Riscrivi, per favore, il passo dell'estratto della pagina partendo da "Nella traiettoria di" e arrivando a "più remunerati all’estero.", con "agevolazioni" al posto di "sgravi".

◆ Estratto della pagina
'''
Nella traiettoria di questi numeri – soprattutto – si coglie un effetto del Decreto Crescita, provvedimento introdotto proprio nel 2019 con sgravi fiscali quinquennali fino al 70% dell’Irpef (o fino al 90% nelle regioni del Sud) per quegli «expat» che sceglievano di rientrare in Italia; un primo incremento dei ritorni lo si era già colto dal 2016-2017, sulla scorta di un precedente provvedimento (per i lavoratori «impatriati») con sgravi fino al 50%.

Ora, però, all’orizzonte c’è una stretta che potrebbe frenare quel piccolo ma prezioso flusso che riportava in Italia e a Bergamo chi aveva scelto di abbandonare il proprio Paese, in cerca di lavori decisamente ben più remunerati all’estero.

Gli effetti della «stretta»
'''
◆ Righe
'''
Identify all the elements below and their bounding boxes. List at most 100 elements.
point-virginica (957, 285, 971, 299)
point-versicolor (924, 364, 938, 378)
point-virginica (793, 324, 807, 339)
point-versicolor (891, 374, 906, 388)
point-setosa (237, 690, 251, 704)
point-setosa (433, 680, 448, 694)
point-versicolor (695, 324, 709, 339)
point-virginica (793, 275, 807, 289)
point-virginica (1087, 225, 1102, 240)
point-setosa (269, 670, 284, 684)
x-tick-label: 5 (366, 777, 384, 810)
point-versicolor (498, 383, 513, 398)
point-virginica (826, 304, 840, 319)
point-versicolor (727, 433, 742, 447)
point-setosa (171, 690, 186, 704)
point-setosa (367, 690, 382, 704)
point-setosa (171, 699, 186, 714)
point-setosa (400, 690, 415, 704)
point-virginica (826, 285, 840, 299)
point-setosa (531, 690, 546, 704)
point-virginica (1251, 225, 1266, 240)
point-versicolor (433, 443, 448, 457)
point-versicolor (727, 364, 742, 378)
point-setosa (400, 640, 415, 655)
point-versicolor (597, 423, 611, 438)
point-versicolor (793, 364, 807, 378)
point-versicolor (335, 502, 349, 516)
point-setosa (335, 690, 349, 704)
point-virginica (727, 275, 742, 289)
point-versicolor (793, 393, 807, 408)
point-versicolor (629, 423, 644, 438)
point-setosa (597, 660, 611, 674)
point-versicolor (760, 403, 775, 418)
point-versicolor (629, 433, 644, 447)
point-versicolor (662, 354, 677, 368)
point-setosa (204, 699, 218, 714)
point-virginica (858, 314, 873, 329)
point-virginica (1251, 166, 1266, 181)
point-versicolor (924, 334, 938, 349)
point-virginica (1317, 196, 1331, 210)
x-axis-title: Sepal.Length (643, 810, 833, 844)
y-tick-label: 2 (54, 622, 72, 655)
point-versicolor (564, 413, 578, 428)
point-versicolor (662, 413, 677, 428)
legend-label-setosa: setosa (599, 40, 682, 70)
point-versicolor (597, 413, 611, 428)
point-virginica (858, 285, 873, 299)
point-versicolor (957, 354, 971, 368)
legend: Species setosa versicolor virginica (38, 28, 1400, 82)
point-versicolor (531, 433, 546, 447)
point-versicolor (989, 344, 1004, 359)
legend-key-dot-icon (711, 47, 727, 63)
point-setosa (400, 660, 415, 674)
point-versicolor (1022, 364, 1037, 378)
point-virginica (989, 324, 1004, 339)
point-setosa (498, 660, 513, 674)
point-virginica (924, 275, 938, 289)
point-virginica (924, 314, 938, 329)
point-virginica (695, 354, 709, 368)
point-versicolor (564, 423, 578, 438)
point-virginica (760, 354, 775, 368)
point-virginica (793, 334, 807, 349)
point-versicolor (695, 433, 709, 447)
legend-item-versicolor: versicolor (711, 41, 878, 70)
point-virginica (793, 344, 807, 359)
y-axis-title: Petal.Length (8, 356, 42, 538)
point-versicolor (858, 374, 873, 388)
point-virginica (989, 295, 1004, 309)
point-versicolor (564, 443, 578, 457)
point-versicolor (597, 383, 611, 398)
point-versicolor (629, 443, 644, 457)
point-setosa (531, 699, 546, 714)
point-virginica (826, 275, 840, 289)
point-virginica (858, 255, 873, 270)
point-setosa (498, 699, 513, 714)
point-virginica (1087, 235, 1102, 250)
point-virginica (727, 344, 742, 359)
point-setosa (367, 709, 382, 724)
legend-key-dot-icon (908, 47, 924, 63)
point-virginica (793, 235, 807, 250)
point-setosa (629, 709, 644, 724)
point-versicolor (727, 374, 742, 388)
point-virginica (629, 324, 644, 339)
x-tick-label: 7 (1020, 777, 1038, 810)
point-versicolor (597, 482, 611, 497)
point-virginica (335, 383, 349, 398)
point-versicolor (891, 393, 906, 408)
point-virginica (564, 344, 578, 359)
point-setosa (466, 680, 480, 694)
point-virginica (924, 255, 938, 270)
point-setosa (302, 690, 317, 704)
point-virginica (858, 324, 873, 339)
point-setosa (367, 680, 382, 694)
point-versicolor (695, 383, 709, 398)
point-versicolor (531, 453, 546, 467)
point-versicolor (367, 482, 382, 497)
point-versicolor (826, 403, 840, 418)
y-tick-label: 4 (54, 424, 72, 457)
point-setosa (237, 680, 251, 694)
'''
◆ Compito svolto
Nella traiettoria di questi numeri – soprattutto – si coglie un effetto del Decreto Crescita, provvedimento introdotto proprio nel 2019 con agevolazioni fiscali quinquennali fino al 70% dell’Irpef (o fino al 90% nelle regioni del Sud) per quegli «expat» che sceglievano di rientrare in Italia; un primo incremento dei ritorni lo si era già colto dal 2016-2017, sulla scorta di un precedente provvedimento (per i lavoratori «impatriati») con agevolazioni fino al 50%.

Ora, però, all’orizzonte c’è una stretta che potrebbe frenare quel piccolo ma prezioso flusso che riportava in Italia e a Bergamo chi aveva scelto di abbandonare il proprio Paese, in cerca di lavori decisamente ben più remunerati all’estero.